Each line of the material must be returned exactly.

[Stored dataset items]
+++

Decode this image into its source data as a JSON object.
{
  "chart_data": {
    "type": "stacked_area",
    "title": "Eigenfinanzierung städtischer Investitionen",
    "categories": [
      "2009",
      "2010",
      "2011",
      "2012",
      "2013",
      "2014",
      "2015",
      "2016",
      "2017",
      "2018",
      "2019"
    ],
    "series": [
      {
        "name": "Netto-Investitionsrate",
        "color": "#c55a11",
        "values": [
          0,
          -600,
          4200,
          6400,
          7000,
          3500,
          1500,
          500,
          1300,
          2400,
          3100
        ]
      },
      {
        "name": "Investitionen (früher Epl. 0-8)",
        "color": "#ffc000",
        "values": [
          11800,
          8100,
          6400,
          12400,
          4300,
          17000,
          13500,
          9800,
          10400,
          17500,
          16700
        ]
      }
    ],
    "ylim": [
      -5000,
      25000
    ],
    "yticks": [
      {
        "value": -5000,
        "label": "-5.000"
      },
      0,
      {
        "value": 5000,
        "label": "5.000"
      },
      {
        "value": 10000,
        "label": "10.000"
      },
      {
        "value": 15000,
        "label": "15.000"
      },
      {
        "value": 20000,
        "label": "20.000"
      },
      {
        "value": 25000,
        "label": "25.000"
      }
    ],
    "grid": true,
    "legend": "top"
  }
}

+++

§ **TASK RESPONSE**:
Decode this image into its source data as a JSON object.
{
  "chart_data": {
    "type": "stacked_area",
    "title": "Eigenfinanzierung städtischer Investitionen",
    "categories": [
      "2009",
      "2010",
      "2011",
      "2012",
      "2013",
      "2014",
      "2015",
      "2016",
      "2017",
      "2018",
      "2019"
    ],
    "series": [
      {
        "name": "Netto-Investitionsrate",
        "color": "#c55a11",
        "values": [
          0,
          -600,
          4200,
          6400,
          7000,
          3500,
          1500,
          500,
          1300,
          2400,
          3100
        ]
      },
      {
        "name": "Investitionen (früher Epl. 0-8)",
        "color": "#ffc000",
        "values": [
          11800,
          8100,
          6400,
          12400,
          4300,
          17000,
          13500,
          9800,
          10400,
          17500,
          16700
        ]
      }
    ],
    "ylim": [
      -5000,
      25000
    ],
    "yticks": [
      {
        "value": -5000,
        "label": "-5.000"
      },
      0,
      {
        "value": 5000,
        "label": "5.000"
      },
      {
        "value": 10000,
        "label": "10.000"
      },
      {
        "value": 15000,
        "label": "15.000"
      },
      {
        "value": 20000,
        "label": "20.000"
      },
      {
        "value": 25000,
        "label": "25.000"
      }
    ],
    "grid": true,
    "legend": "top"
  }
}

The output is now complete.